== Exercise data

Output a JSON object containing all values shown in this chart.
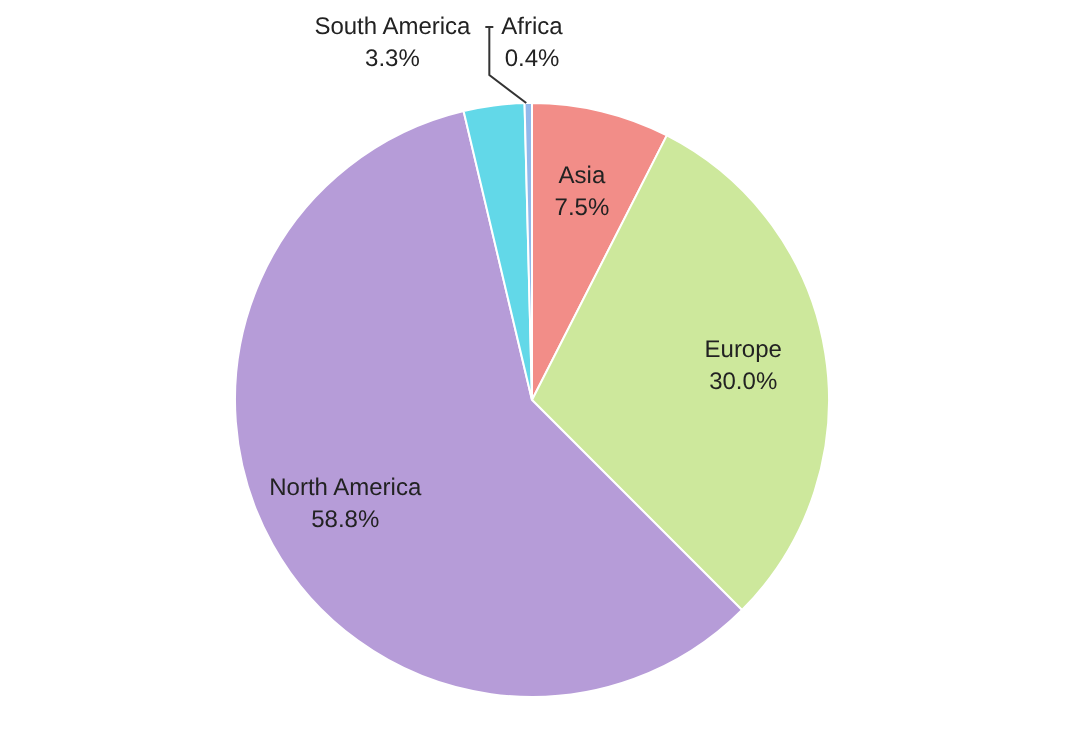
{
  "chart_data": {
    "type": "pie",
    "categories": [
      "Asia",
      "Europe",
      "North America",
      "South America",
      "Africa"
    ],
    "values": [
      7.5,
      30.0,
      58.8,
      3.3,
      0.4
    ],
    "value_labels": [
      "7.5%",
      "30.0%",
      "58.8%",
      "3.3%",
      "0.4%"
    ],
    "colors": [
      "#f28d88",
      "#cde89c",
      "#b69cd8",
      "#62d8e8",
      "#92b8ea"
    ],
    "legend": false
  }
}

====

__Instructions to follow__: Output the data exactly. Pictures don't belong in the result.

__Solution to the exercise__:
Output a JSON object containing all values shown in this chart.
{
  "chart_data": {
    "type": "pie",
    "categories": [
      "Asia",
      "Europe",
      "North America",
      "South America",
      "Africa"
    ],
    "values": [
      7.5,
      30.0,
      58.8,
      3.3,
      0.4
    ],
    "value_labels": [
      "7.5%",
      "30.0%",
      "58.8%",
      "3.3%",
      "0.4%"
    ],
    "colors": [
      "#f28d88",
      "#cde89c",
      "#b69cd8",
      "#62d8e8",
      "#92b8ea"
    ],
    "legend": false
  }
}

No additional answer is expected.